[REQUIRED TASK]
Tally the lines in the records underneath that contain the string "Flux", and state the figure by itself.

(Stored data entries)
--------------------------------------------------
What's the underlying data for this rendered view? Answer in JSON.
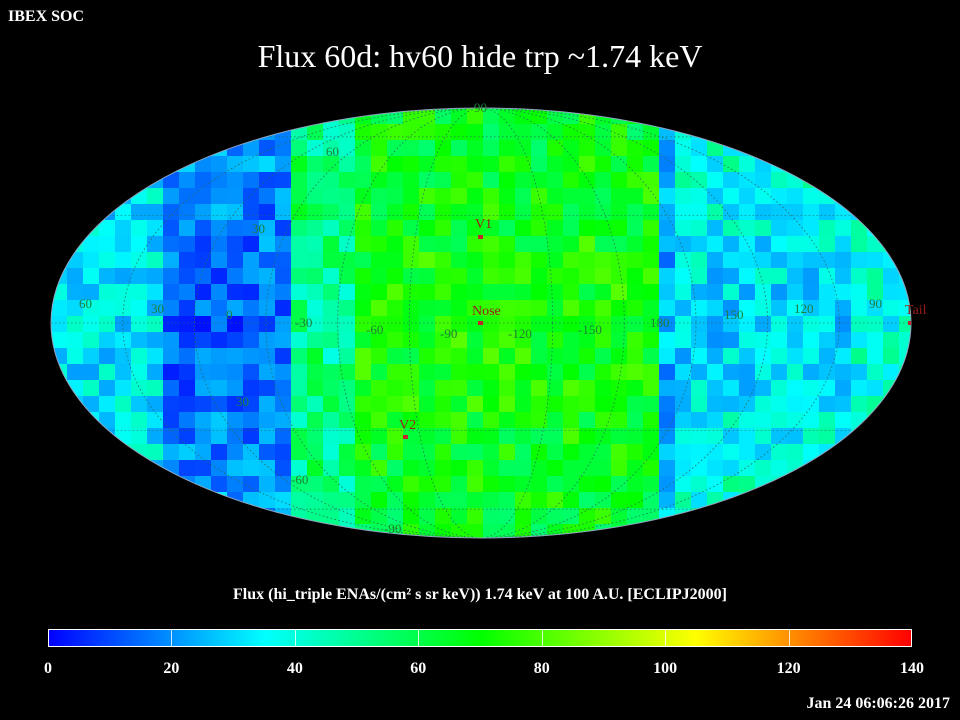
{
  "header": {
    "org": "IBEX SOC",
    "title": "Flux   60d: hv60 hide trp ~1.74 keV"
  },
  "map": {
    "projection": "mollweide",
    "grid_labels": {
      "lat_top": "90",
      "lat_60": "60",
      "lat_30": "30",
      "lat_neg30": "30",
      "lat_neg60": "-60",
      "lat_bottom": "-90",
      "lon_left_60": "60",
      "lon_30": "30",
      "lon_0": "0",
      "lon_neg30": "-30",
      "lon_neg60": "-60",
      "lon_neg90": "-90",
      "lon_neg120": "-120",
      "lon_neg150": "-150",
      "lon_180": "180",
      "lon_150": "150",
      "lon_120": "120",
      "lon_90": "90"
    },
    "markers": {
      "v1": "V1",
      "v2": "V2",
      "nose": "Nose",
      "tail": "Tail"
    },
    "colors": {
      "marker": "#c0262b",
      "grid_label": "#1f7f3a"
    }
  },
  "colorbar": {
    "caption": "Flux (hi_triple ENAs/(cm² s sr keV))  1.74 keV at 100 A.U. [ECLIPJ2000]",
    "min": 0,
    "max": 140,
    "ticks": [
      "0",
      "20",
      "40",
      "60",
      "80",
      "100",
      "120",
      "140"
    ],
    "colors": [
      "#0000ff",
      "#00ffff",
      "#00ff00",
      "#ffff00",
      "#ff0000"
    ]
  },
  "timestamp": "Jan 24 06:06:26 2017"
}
--------------------------------------------------
[SOLUTION TO THE PROBLEM]
2